** Stated problem **
A faithful transcription of all the data is required.

** Data for processing **
#####

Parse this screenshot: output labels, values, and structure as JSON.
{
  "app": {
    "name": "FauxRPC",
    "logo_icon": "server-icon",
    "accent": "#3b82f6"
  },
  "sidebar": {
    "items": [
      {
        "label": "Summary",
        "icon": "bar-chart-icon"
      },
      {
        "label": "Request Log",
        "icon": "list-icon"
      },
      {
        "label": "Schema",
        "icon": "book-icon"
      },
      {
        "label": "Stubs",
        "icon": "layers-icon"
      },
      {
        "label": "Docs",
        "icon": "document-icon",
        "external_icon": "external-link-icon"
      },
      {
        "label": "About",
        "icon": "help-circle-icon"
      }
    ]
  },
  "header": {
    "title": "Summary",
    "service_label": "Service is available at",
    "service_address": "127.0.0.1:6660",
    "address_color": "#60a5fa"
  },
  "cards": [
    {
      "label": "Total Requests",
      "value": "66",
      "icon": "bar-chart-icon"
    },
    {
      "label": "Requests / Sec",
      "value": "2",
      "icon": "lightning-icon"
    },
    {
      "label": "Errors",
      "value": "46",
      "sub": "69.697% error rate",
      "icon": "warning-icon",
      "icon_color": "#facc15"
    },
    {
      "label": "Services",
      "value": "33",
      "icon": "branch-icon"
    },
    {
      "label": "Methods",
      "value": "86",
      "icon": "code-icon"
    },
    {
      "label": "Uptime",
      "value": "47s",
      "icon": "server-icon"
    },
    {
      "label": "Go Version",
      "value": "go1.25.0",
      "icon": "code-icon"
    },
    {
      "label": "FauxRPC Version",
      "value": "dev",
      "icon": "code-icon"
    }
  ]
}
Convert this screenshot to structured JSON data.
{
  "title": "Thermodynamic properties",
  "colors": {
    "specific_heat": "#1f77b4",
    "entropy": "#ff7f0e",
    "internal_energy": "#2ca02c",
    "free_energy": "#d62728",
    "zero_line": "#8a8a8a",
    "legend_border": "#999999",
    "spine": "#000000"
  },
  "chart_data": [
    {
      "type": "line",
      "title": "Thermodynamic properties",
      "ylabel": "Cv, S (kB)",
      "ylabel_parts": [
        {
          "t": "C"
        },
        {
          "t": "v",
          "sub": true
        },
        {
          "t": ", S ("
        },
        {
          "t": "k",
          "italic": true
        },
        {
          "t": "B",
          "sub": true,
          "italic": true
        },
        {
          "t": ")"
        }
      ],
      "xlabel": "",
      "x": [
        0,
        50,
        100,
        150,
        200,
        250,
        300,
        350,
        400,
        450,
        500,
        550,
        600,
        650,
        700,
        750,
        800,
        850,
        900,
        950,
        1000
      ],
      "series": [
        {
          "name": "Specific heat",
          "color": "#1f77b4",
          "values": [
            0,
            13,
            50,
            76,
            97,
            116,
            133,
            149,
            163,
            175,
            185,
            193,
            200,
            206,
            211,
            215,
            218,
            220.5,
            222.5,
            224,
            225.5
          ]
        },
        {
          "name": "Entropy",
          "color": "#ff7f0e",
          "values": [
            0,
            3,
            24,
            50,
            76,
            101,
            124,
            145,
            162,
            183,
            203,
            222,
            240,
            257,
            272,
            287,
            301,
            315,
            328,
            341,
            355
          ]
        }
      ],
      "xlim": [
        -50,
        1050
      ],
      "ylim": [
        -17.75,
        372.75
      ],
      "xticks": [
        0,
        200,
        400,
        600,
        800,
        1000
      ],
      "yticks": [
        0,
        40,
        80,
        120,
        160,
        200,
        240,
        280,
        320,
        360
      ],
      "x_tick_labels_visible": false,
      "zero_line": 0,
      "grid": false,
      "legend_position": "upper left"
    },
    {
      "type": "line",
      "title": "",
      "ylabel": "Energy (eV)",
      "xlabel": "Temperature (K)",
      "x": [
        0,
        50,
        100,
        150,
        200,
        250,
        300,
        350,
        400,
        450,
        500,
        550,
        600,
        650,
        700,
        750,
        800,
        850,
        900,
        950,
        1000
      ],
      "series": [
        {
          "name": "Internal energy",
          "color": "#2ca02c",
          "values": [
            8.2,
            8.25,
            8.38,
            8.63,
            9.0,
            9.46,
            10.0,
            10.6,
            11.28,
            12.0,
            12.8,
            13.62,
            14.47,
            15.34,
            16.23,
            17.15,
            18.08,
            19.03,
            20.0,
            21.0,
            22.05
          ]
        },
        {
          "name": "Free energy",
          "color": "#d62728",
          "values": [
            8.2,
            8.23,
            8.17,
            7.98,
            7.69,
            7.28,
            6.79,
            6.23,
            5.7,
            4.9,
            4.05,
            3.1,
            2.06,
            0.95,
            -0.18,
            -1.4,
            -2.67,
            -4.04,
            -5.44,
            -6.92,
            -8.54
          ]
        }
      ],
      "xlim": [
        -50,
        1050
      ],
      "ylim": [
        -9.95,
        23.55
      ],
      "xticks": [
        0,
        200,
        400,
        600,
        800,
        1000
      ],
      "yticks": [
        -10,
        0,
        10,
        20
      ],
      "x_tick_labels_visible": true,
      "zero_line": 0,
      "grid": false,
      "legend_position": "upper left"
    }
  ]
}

#####

** The answer **
Parse this screenshot: output labels, values, and structure as JSON.
{
  "app": {
    "name": "FauxRPC",
    "logo_icon": "server-icon",
    "accent": "#3b82f6"
  },
  "sidebar": {
    "items": [
      {
        "label": "Summary",
        "icon": "bar-chart-icon"
      },
      {
        "label": "Request Log",
        "icon": "list-icon"
      },
      {
        "label": "Schema",
        "icon": "book-icon"
      },
      {
        "label": "Stubs",
        "icon": "layers-icon"
      },
      {
        "label": "Docs",
        "icon": "document-icon",
        "external_icon": "external-link-icon"
      },
      {
        "label": "About",
        "icon": "help-circle-icon"
      }
    ]
  },
  "header": {
    "title": "Summary",
    "service_label": "Service is available at",
    "service_address": "127.0.0.1:6660",
    "address_color": "#60a5fa"
  },
  "cards": [
    {
      "label": "Total Requests",
      "value": "66",
      "icon": "bar-chart-icon"
    },
    {
      "label": "Requests / Sec",
      "value": "2",
      "icon": "lightning-icon"
    },
    {
      "label": "Errors",
      "value": "46",
      "sub": "69.697% error rate",
      "icon": "warning-icon",
      "icon_color": "#facc15"
    },
    {
      "label": "Services",
      "value": "33",
      "icon": "branch-icon"
    },
    {
      "label": "Methods",
      "value": "86",
      "icon": "code-icon"
    },
    {
      "label": "Uptime",
      "value": "47s",
      "icon": "server-icon"
    },
    {
      "label": "Go Version",
      "value": "go1.25.0",
      "icon": "code-icon"
    },
    {
      "label": "FauxRPC Version",
      "value": "dev",
      "icon": "code-icon"
    }
  ]
}
Convert this screenshot to structured JSON data.
{
  "title": "Thermodynamic properties",
  "colors": {
    "specific_heat": "#1f77b4",
    "entropy": "#ff7f0e",
    "internal_energy": "#2ca02c",
    "free_energy": "#d62728",
    "zero_line": "#8a8a8a",
    "legend_border": "#999999",
    "spine": "#000000"
  },
  "chart_data": [
    {
      "type": "line",
      "title": "Thermodynamic properties",
      "ylabel": "Cv, S (kB)",
      "ylabel_parts": [
        {
          "t": "C"
        },
        {
          "t": "v",
          "sub": true
        },
        {
          "t": ", S ("
        },
        {
          "t": "k",
          "italic": true
        },
        {
          "t": "B",
          "sub": true,
          "italic": true
        },
        {
          "t": ")"
        }
      ],
      "xlabel": "",
      "x": [
        0,
        50,
        100,
        150,
        200,
        250,
        300,
        350,
        400,
        450,
        500,
        550,
        600,
        650,
        700,
        750,
        800,
        850,
        900,
        950,
        1000
      ],
      "series": [
        {
          "name": "Specific heat",
          "color": "#1f77b4",
          "values": [
            0,
            13,
            50,
            76,
            97,
            116,
            133,
            149,
            163,
            175,
            185,
            193,
            200,
            206,
            211,
            215,
            218,
            220.5,
            222.5,
            224,
            225.5
          ]
        },
        {
          "name": "Entropy",
          "color": "#ff7f0e",
          "values": [
            0,
            3,
            24,
            50,
            76,
            101,
            124,
            145,
            162,
            183,
            203,
            222,
            240,
            257,
            272,
            287,
            301,
            315,
            328,
            341,
            355
          ]
        }
      ],
      "xlim": [
        -50,
        1050
      ],
      "ylim": [
        -17.75,
        372.75
      ],
      "xticks": [
        0,
        200,
        400,
        600,
        800,
        1000
      ],
      "yticks": [
        0,
        40,
        80,
        120,
        160,
        200,
        240,
        280,
        320,
        360
      ],
      "x_tick_labels_visible": false,
      "zero_line": 0,
      "grid": false,
      "legend_position": "upper left"
    },
    {
      "type": "line",
      "title": "",
      "ylabel": "Energy (eV)",
      "xlabel": "Temperature (K)",
      "x": [
        0,
        50,
        100,
        150,
        200,
        250,
        300,
        350,
        400,
        450,
        500,
        550,
        600,
        650,
        700,
        750,
        800,
        850,
        900,
        950,
        1000
      ],
      "series": [
        {
          "name": "Internal energy",
          "color": "#2ca02c",
          "values": [
            8.2,
            8.25,
            8.38,
            8.63,
            9.0,
            9.46,
            10.0,
            10.6,
            11.28,
            12.0,
            12.8,
            13.62,
            14.47,
            15.34,
            16.23,
            17.15,
            18.08,
            19.03,
            20.0,
            21.0,
            22.05
          ]
        },
        {
          "name": "Free energy",
          "color": "#d62728",
          "values": [
            8.2,
            8.23,
            8.17,
            7.98,
            7.69,
            7.28,
            6.79,
            6.23,
            5.7,
            4.9,
            4.05,
            3.1,
            2.06,
            0.95,
            -0.18,
            -1.4,
            -2.67,
            -4.04,
            -5.44,
            -6.92,
            -8.54
          ]
        }
      ],
      "xlim": [
        -50,
        1050
      ],
      "ylim": [
        -9.95,
        23.55
      ],
      "xticks": [
        0,
        200,
        400,
        600,
        800,
        1000
      ],
      "yticks": [
        -10,
        0,
        10,
        20
      ],
      "x_tick_labels_visible": true,
      "zero_line": 0,
      "grid": false,
      "legend_position": "upper left"
    }
  ]
}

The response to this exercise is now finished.